▶ _Instructions to follow_
Review the material and extract every line in which the word "comments" occurs.

▶ _Input for this task_
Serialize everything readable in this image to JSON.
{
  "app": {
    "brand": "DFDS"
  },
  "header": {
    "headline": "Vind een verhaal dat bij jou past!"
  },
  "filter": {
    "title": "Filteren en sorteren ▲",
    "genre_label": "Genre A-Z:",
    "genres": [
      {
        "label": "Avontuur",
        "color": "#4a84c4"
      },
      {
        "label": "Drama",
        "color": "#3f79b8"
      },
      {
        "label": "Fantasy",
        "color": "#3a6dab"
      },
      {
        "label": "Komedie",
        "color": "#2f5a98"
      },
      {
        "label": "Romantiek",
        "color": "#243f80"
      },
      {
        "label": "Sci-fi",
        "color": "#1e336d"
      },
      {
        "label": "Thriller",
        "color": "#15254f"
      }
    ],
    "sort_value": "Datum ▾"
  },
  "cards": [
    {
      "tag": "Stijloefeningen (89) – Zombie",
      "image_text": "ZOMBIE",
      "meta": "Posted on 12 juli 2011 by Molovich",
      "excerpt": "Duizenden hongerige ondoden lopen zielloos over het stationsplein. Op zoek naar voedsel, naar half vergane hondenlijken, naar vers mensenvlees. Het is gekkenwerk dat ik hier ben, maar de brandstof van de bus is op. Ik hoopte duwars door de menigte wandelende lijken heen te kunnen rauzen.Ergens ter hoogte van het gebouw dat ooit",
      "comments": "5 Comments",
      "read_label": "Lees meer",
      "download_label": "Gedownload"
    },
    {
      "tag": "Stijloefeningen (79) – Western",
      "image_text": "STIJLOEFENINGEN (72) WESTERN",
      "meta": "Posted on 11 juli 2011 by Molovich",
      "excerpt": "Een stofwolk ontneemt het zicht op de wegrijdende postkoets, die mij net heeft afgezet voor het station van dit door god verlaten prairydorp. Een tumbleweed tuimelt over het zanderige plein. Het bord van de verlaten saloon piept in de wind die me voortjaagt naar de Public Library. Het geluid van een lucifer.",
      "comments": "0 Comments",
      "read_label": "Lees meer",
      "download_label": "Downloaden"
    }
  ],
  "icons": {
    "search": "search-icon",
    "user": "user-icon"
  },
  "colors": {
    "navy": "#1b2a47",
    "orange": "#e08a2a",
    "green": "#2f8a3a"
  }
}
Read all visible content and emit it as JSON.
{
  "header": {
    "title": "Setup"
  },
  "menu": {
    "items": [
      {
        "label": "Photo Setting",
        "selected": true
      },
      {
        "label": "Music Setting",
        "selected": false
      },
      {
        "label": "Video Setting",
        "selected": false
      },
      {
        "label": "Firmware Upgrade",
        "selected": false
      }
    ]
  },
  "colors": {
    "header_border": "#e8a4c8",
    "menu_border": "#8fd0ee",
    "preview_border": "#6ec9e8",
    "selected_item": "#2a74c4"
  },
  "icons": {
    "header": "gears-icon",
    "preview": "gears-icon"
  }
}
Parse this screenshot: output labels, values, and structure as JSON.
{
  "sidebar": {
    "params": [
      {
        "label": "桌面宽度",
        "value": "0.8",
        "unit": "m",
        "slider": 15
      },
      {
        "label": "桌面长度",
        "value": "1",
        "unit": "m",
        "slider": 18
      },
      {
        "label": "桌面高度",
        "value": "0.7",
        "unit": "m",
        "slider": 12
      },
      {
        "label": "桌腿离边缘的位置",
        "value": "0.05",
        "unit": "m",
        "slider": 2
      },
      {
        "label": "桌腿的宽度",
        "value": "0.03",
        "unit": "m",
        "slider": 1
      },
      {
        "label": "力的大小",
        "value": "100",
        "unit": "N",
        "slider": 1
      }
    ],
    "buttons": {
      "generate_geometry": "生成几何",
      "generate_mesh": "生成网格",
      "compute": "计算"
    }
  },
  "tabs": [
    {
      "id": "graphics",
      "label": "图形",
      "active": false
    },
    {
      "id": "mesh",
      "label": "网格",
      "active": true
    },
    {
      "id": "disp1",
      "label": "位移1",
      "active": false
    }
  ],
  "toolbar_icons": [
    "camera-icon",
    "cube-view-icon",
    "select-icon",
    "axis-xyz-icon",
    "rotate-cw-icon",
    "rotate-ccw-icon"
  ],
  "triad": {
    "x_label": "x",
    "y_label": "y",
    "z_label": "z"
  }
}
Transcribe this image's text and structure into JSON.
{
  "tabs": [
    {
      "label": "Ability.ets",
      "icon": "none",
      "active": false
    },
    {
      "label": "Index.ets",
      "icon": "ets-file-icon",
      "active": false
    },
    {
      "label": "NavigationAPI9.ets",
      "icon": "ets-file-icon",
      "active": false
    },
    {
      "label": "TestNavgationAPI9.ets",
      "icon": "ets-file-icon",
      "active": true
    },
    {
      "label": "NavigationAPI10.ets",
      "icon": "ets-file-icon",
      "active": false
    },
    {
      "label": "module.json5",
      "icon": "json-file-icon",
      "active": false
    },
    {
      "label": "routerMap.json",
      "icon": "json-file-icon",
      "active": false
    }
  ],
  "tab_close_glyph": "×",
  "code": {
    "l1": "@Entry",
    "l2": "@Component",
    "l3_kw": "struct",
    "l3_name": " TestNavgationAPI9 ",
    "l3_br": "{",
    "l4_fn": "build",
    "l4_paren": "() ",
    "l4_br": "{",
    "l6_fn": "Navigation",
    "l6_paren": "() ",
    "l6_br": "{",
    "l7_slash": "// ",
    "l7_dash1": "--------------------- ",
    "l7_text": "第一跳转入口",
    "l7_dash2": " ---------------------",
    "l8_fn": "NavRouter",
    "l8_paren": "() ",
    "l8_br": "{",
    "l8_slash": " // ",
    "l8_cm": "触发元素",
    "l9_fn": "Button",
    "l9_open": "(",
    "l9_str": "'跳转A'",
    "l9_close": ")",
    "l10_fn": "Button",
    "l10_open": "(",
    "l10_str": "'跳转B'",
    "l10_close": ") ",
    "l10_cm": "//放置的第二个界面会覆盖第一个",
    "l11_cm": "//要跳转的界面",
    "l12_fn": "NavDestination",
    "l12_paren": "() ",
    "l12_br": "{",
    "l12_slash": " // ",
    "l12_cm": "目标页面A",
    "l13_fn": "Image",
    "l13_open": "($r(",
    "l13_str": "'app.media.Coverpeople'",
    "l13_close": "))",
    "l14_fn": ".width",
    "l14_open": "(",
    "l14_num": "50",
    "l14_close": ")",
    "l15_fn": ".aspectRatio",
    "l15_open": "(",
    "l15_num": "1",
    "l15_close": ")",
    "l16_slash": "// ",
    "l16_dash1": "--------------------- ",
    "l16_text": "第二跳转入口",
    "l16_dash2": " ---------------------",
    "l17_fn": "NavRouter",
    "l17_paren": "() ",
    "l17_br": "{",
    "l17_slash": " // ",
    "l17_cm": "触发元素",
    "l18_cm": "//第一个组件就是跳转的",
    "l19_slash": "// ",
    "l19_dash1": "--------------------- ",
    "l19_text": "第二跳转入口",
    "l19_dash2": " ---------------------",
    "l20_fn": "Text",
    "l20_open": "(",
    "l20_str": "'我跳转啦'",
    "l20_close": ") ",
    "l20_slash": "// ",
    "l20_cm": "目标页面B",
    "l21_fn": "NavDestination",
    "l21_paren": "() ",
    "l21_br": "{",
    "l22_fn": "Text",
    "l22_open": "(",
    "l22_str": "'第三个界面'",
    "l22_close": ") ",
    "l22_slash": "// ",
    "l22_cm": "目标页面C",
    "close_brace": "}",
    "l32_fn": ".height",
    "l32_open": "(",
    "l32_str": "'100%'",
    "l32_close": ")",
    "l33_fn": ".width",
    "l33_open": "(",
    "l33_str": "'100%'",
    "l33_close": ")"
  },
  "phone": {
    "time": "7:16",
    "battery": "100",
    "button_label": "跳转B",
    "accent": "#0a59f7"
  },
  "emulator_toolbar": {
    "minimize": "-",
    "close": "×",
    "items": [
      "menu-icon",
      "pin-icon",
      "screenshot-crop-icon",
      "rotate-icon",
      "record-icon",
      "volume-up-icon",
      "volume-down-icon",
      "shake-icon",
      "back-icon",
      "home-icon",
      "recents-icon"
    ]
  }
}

▶ _Exercise solution_
      "comments": "5 Comments",
      "comments": "0 Comments",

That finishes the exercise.